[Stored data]
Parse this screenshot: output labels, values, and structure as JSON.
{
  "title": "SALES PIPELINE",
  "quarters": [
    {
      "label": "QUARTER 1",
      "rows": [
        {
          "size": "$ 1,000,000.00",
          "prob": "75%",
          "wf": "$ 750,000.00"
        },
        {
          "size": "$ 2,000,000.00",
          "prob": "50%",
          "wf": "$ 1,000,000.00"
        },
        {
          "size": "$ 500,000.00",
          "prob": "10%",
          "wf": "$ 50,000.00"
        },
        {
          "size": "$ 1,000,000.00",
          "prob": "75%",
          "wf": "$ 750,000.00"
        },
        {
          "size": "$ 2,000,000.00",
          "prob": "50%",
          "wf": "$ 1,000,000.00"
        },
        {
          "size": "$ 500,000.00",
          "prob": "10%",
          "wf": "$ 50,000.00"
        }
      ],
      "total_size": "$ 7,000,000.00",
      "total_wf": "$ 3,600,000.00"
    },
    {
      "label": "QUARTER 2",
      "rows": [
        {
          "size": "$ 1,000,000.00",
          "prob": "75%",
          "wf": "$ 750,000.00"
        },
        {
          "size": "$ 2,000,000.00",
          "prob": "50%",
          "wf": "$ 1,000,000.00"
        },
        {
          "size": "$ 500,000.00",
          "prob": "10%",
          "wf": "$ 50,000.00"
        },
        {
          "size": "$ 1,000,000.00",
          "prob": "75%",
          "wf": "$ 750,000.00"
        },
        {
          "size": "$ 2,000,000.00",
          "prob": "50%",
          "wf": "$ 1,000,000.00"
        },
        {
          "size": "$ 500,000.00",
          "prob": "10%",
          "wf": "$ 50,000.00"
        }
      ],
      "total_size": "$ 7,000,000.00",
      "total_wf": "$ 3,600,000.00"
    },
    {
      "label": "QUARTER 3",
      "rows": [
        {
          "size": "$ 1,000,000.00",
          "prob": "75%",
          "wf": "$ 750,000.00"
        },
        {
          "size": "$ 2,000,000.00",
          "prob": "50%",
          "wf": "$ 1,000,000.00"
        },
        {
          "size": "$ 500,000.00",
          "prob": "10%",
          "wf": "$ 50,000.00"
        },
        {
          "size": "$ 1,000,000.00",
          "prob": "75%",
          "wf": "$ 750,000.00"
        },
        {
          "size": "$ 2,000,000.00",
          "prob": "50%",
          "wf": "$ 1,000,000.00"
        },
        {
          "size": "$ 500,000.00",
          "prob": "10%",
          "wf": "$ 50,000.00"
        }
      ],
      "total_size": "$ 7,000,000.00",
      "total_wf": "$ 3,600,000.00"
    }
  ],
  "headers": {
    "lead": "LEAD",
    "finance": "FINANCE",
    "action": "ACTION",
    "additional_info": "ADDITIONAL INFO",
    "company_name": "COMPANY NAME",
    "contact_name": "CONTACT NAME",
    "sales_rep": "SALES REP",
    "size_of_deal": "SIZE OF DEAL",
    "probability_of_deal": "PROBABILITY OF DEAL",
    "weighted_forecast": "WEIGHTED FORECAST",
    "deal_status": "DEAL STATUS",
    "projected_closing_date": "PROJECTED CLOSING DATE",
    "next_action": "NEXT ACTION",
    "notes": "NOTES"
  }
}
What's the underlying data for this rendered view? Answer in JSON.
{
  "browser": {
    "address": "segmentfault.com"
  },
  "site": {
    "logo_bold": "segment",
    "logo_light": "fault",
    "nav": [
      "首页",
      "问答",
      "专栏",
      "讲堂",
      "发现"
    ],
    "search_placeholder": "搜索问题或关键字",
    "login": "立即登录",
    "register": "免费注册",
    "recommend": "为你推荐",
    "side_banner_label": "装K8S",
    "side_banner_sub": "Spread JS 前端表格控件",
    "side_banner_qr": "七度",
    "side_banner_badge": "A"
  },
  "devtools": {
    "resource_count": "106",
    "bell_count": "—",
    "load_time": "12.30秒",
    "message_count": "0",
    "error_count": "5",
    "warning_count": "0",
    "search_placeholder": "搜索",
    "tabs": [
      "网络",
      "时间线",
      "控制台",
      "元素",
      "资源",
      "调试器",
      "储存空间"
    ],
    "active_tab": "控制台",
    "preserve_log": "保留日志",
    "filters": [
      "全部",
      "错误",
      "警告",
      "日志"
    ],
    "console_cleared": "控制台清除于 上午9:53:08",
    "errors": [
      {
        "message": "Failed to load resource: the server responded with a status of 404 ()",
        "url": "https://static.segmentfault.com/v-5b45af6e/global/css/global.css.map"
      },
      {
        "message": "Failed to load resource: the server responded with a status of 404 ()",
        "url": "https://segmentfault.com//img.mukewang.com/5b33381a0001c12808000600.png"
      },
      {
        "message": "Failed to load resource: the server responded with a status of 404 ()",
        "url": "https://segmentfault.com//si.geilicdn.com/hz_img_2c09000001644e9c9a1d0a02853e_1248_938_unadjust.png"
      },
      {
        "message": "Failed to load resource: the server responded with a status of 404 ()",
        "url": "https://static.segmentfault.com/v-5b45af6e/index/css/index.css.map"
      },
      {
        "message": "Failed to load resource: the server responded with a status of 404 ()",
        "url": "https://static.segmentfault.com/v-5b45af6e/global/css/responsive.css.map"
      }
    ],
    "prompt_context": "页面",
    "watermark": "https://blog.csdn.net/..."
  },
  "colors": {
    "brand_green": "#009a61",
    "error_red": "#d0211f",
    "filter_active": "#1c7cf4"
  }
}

### Requirements
Repeat the material above exactly.

### Result below
Parse this screenshot: output labels, values, and structure as JSON.
{
  "title": "SALES PIPELINE",
  "quarters": [
    {
      "label": "QUARTER 1",
      "rows": [
        {
          "size": "$ 1,000,000.00",
          "prob": "75%",
          "wf": "$ 750,000.00"
        },
        {
          "size": "$ 2,000,000.00",
          "prob": "50%",
          "wf": "$ 1,000,000.00"
        },
        {
          "size": "$ 500,000.00",
          "prob": "10%",
          "wf": "$ 50,000.00"
        },
        {
          "size": "$ 1,000,000.00",
          "prob": "75%",
          "wf": "$ 750,000.00"
        },
        {
          "size": "$ 2,000,000.00",
          "prob": "50%",
          "wf": "$ 1,000,000.00"
        },
        {
          "size": "$ 500,000.00",
          "prob": "10%",
          "wf": "$ 50,000.00"
        }
      ],
      "total_size": "$ 7,000,000.00",
      "total_wf": "$ 3,600,000.00"
    },
    {
      "label": "QUARTER 2",
      "rows": [
        {
          "size": "$ 1,000,000.00",
          "prob": "75%",
          "wf": "$ 750,000.00"
        },
        {
          "size": "$ 2,000,000.00",
          "prob": "50%",
          "wf": "$ 1,000,000.00"
        },
        {
          "size": "$ 500,000.00",
          "prob": "10%",
          "wf": "$ 50,000.00"
        },
        {
          "size": "$ 1,000,000.00",
          "prob": "75%",
          "wf": "$ 750,000.00"
        },
        {
          "size": "$ 2,000,000.00",
          "prob": "50%",
          "wf": "$ 1,000,000.00"
        },
        {
          "size": "$ 500,000.00",
          "prob": "10%",
          "wf": "$ 50,000.00"
        }
      ],
      "total_size": "$ 7,000,000.00",
      "total_wf": "$ 3,600,000.00"
    },
    {
      "label": "QUARTER 3",
      "rows": [
        {
          "size": "$ 1,000,000.00",
          "prob": "75%",
          "wf": "$ 750,000.00"
        },
        {
          "size": "$ 2,000,000.00",
          "prob": "50%",
          "wf": "$ 1,000,000.00"
        },
        {
          "size": "$ 500,000.00",
          "prob": "10%",
          "wf": "$ 50,000.00"
        },
        {
          "size": "$ 1,000,000.00",
          "prob": "75%",
          "wf": "$ 750,000.00"
        },
        {
          "size": "$ 2,000,000.00",
          "prob": "50%",
          "wf": "$ 1,000,000.00"
        },
        {
          "size": "$ 500,000.00",
          "prob": "10%",
          "wf": "$ 50,000.00"
        }
      ],
      "total_size": "$ 7,000,000.00",
      "total_wf": "$ 3,600,000.00"
    }
  ],
  "headers": {
    "lead": "LEAD",
    "finance": "FINANCE",
    "action": "ACTION",
    "additional_info": "ADDITIONAL INFO",
    "company_name": "COMPANY NAME",
    "contact_name": "CONTACT NAME",
    "sales_rep": "SALES REP",
    "size_of_deal": "SIZE OF DEAL",
    "probability_of_deal": "PROBABILITY OF DEAL",
    "weighted_forecast": "WEIGHTED FORECAST",
    "deal_status": "DEAL STATUS",
    "projected_closing_date": "PROJECTED CLOSING DATE",
    "next_action": "NEXT ACTION",
    "notes": "NOTES"
  }
}
What's the underlying data for this rendered view? Answer in JSON.
{
  "browser": {
    "address": "segmentfault.com"
  },
  "site": {
    "logo_bold": "segment",
    "logo_light": "fault",
    "nav": [
      "首页",
      "问答",
      "专栏",
      "讲堂",
      "发现"
    ],
    "search_placeholder": "搜索问题或关键字",
    "login": "立即登录",
    "register": "免费注册",
    "recommend": "为你推荐",
    "side_banner_label": "装K8S",
    "side_banner_sub": "Spread JS 前端表格控件",
    "side_banner_qr": "七度",
    "side_banner_badge": "A"
  },
  "devtools": {
    "resource_count": "106",
    "bell_count": "—",
    "load_time": "12.30秒",
    "message_count": "0",
    "error_count": "5",
    "warning_count": "0",
    "search_placeholder": "搜索",
    "tabs": [
      "网络",
      "时间线",
      "控制台",
      "元素",
      "资源",
      "调试器",
      "储存空间"
    ],
    "active_tab": "控制台",
    "preserve_log": "保留日志",
    "filters": [
      "全部",
      "错误",
      "警告",
      "日志"
    ],
    "console_cleared": "控制台清除于 上午9:53:08",
    "errors": [
      {
        "message": "Failed to load resource: the server responded with a status of 404 ()",
        "url": "https://static.segmentfault.com/v-5b45af6e/global/css/global.css.map"
      },
      {
        "message": "Failed to load resource: the server responded with a status of 404 ()",
        "url": "https://segmentfault.com//img.mukewang.com/5b33381a0001c12808000600.png"
      },
      {
        "message": "Failed to load resource: the server responded with a status of 404 ()",
        "url": "https://segmentfault.com//si.geilicdn.com/hz_img_2c09000001644e9c9a1d0a02853e_1248_938_unadjust.png"
      },
      {
        "message": "Failed to load resource: the server responded with a status of 404 ()",
        "url": "https://static.segmentfault.com/v-5b45af6e/index/css/index.css.map"
      },
      {
        "message": "Failed to load resource: the server responded with a status of 404 ()",
        "url": "https://static.segmentfault.com/v-5b45af6e/global/css/responsive.css.map"
      }
    ],
    "prompt_context": "页面",
    "watermark": "https://blog.csdn.net/..."
  },
  "colors": {
    "brand_green": "#009a61",
    "error_red": "#d0211f",
    "filter_active": "#1c7cf4"
  }
}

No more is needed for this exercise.